[Dataset excerpts]
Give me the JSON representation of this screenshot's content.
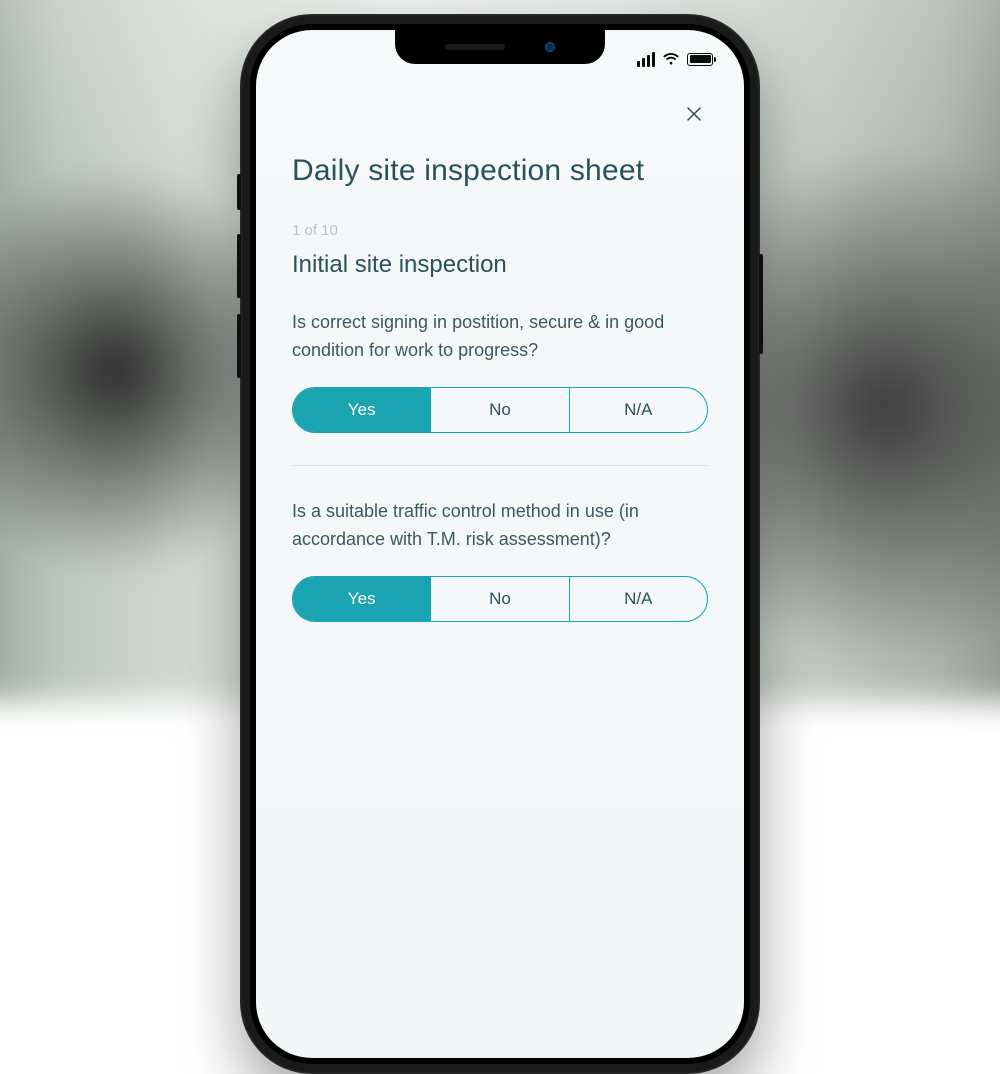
{
  "header": {
    "title": "Daily site inspection sheet",
    "step_counter": "1 of 10",
    "section_title": "Initial site inspection"
  },
  "questions": [
    {
      "text": "Is correct signing in postition, secure & in good condition for work to progress?",
      "options": [
        "Yes",
        "No",
        "N/A"
      ],
      "selected": "Yes"
    },
    {
      "text": "Is a suitable traffic control method in use (in accordance with T.M. risk assessment)?",
      "options": [
        "Yes",
        "No",
        "N/A"
      ],
      "selected": "Yes"
    }
  ],
  "colors": {
    "accent": "#1aa3b0",
    "text_primary": "#2a525a",
    "text_muted": "#b8c3c6"
  }
}
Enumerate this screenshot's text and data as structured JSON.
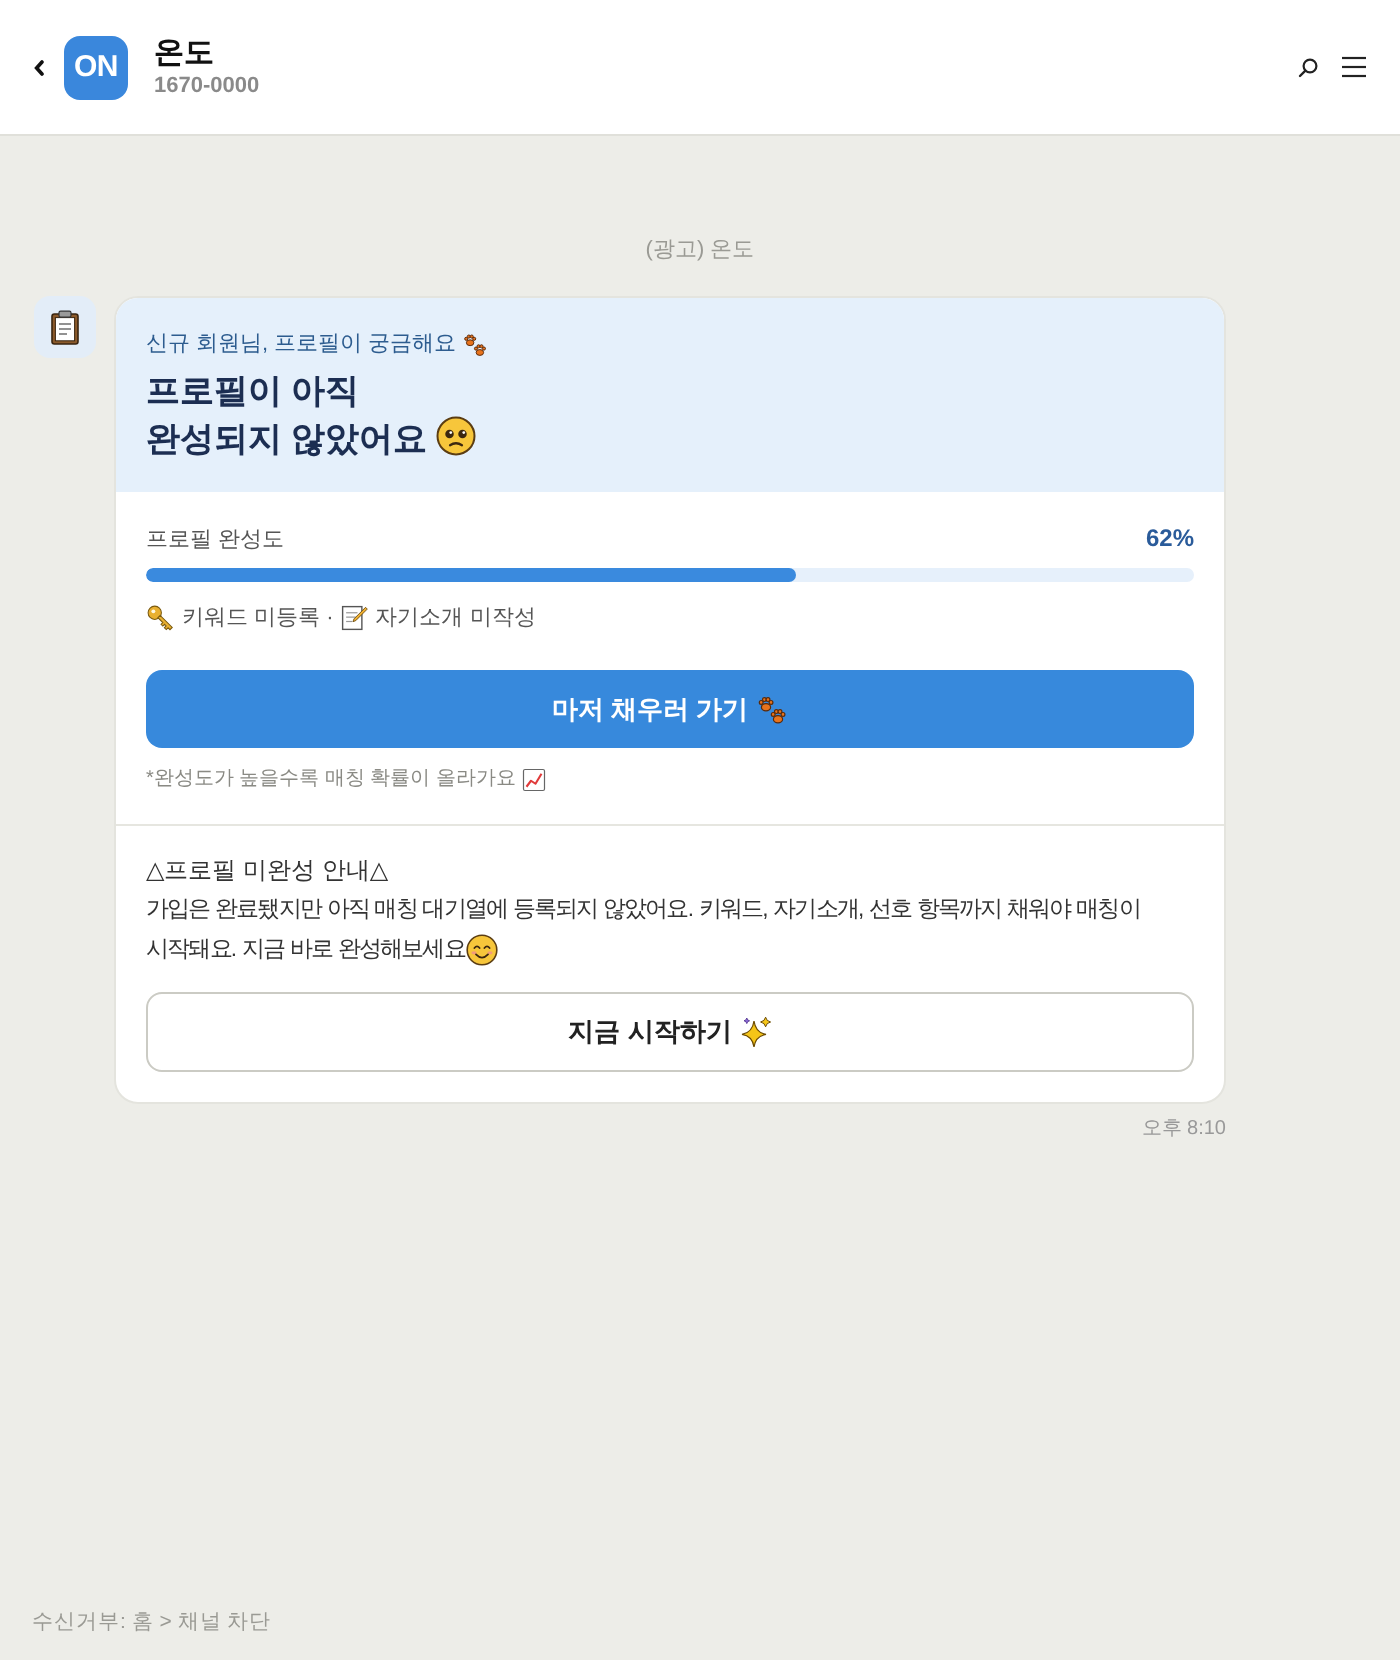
{
  "header": {
    "logo_text": "ON",
    "name": "온도",
    "phone": "1670-0000"
  },
  "ad_label": "(광고) 온도",
  "message": {
    "hero": {
      "eyebrow": "신규 회원님, 프로필이 궁금해요",
      "title": "프로필이 아직\n완성되지 않았어요"
    },
    "progress": {
      "label": "프로필 완성도",
      "reading": "62%",
      "level": 0.62
    },
    "missing": {
      "separator": "·",
      "items": [
        {
          "kind": "key",
          "label": "키워드 미등록"
        },
        {
          "kind": "memo",
          "label": "자기소개 미작성"
        }
      ]
    },
    "primary_button": {
      "label": "마저 채우러 가기"
    },
    "note": "*완성도가 높을수록 매칭 확률이 올라가요",
    "notice": {
      "title": "△프로필 미완성 안내△",
      "body_lines": [
        "가입은 완료됐지만 아직 매칭 대기열에 등록되지 않았어요. 키워드, 자기소개, 선호 항목까지 채워야 매칭이",
        "시작돼요. 지금 바로 완성해보세요"
      ]
    },
    "secondary_button": {
      "label": "지금 시작하기"
    },
    "time": "오후 8:10"
  },
  "footer": "수신거부: 홈 > 채널 차단"
}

## Stated problem
Only a number is needed: how many lines of the material above contain "자기소개"?

## Answer for this exercise
2